-- START --
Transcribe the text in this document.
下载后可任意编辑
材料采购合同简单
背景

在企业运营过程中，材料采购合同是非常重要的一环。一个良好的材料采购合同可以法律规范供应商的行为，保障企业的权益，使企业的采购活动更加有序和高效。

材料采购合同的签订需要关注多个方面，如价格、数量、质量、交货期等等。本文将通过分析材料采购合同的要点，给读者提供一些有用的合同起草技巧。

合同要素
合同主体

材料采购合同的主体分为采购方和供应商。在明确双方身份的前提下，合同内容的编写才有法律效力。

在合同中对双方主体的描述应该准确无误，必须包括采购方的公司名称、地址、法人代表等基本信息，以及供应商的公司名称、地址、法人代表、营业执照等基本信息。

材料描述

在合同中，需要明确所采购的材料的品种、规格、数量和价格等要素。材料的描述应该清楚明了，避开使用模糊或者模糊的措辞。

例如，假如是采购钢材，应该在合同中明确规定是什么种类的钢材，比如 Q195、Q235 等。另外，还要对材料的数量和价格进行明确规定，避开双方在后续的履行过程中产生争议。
-- END --
Objective: Print the records above in full, exactly.

Response:
Transcribe the text in this document.
下载后可任意编辑
材料采购合同简单
背景

在企业运营过程中，材料采购合同是非常重要的一环。一个良好的材料采购合同可以法律规范供应商的行为，保障企业的权益，使企业的采购活动更加有序和高效。

材料采购合同的签订需要关注多个方面，如价格、数量、质量、交货期等等。本文将通过分析材料采购合同的要点，给读者提供一些有用的合同起草技巧。

合同要素
合同主体

材料采购合同的主体分为采购方和供应商。在明确双方身份的前提下，合同内容的编写才有法律效力。

在合同中对双方主体的描述应该准确无误，必须包括采购方的公司名称、地址、法人代表等基本信息，以及供应商的公司名称、地址、法人代表、营业执照等基本信息。

材料描述

在合同中，需要明确所采购的材料的品种、规格、数量和价格等要素。材料的描述应该清楚明了，避开使用模糊或者模糊的措辞。

例如，假如是采购钢材，应该在合同中明确规定是什么种类的钢材，比如 Q195、Q235 等。另外，还要对材料的数量和价格进行明确规定，避开双方在后续的履行过程中产生争议。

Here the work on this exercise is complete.